Print each line of the listing once more, precisely as given.

## begin Recorded data

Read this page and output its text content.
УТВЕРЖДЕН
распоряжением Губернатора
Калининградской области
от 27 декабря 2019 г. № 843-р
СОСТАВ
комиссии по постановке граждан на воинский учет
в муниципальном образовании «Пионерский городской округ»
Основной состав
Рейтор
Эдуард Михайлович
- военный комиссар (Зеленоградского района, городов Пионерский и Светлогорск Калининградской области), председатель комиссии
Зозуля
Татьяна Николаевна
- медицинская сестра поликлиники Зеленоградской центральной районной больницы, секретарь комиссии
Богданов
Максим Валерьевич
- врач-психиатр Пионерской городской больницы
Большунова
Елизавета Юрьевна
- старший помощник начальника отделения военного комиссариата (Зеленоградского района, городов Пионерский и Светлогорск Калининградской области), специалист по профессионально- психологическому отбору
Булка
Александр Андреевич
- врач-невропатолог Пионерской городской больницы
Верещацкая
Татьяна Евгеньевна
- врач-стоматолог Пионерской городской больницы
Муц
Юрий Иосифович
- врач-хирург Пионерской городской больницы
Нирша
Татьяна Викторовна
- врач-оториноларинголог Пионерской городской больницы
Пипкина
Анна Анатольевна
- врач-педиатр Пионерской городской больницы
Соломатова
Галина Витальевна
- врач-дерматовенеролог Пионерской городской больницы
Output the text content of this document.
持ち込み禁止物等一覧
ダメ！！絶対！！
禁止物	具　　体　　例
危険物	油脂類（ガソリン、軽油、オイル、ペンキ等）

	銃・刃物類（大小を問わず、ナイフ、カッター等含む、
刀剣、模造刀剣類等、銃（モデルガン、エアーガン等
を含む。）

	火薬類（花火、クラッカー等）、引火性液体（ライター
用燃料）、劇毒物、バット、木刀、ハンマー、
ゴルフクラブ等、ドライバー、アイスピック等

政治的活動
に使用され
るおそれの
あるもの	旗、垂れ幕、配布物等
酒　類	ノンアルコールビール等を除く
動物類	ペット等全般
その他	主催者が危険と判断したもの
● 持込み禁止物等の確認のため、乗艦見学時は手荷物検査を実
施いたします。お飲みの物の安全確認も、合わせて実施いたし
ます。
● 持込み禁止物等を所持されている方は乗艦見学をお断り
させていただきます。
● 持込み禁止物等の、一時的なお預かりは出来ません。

## end Recorded data

Task solution:
Read this page and output its text content.
УТВЕРЖДЕН
распоряжением Губернатора
Калининградской области
от 27 декабря 2019 г. № 843-р
СОСТАВ
комиссии по постановке граждан на воинский учет
в муниципальном образовании «Пионерский городской округ»
Основной состав
Рейтор
Эдуард Михайлович
- военный комиссар (Зеленоградского района, городов Пионерский и Светлогорск Калининградской области), председатель комиссии
Зозуля
Татьяна Николаевна
- медицинская сестра поликлиники Зеленоградской центральной районной больницы, секретарь комиссии
Богданов
Максим Валерьевич
- врач-психиатр Пионерской городской больницы
Большунова
Елизавета Юрьевна
- старший помощник начальника отделения военного комиссариата (Зеленоградского района, городов Пионерский и Светлогорск Калининградской области), специалист по профессионально- психологическому отбору
Булка
Александр Андреевич
- врач-невропатолог Пионерской городской больницы
Верещацкая
Татьяна Евгеньевна
- врач-стоматолог Пионерской городской больницы
Муц
Юрий Иосифович
- врач-хирург Пионерской городской больницы
Нирша
Татьяна Викторовна
- врач-оториноларинголог Пионерской городской больницы
Пипкина
Анна Анатольевна
- врач-педиатр Пионерской городской больницы
Соломатова
Галина Витальевна
- врач-дерматовенеролог Пионерской городской больницы
Output the text content of this document.
持ち込み禁止物等一覧
ダメ！！絶対！！
禁止物	具　　体　　例
危険物	油脂類（ガソリン、軽油、オイル、ペンキ等）

	銃・刃物類（大小を問わず、ナイフ、カッター等含む、
刀剣、模造刀剣類等、銃（モデルガン、エアーガン等
を含む。）

	火薬類（花火、クラッカー等）、引火性液体（ライター
用燃料）、劇毒物、バット、木刀、ハンマー、
ゴルフクラブ等、ドライバー、アイスピック等

政治的活動
に使用され
るおそれの
あるもの	旗、垂れ幕、配布物等
酒　類	ノンアルコールビール等を除く
動物類	ペット等全般
その他	主催者が危険と判断したもの
● 持込み禁止物等の確認のため、乗艦見学時は手荷物検査を実
施いたします。お飲みの物の安全確認も、合わせて実施いたし
ます。
● 持込み禁止物等を所持されている方は乗艦見学をお断り
させていただきます。
● 持込み禁止物等の、一時的なお預かりは出来ません。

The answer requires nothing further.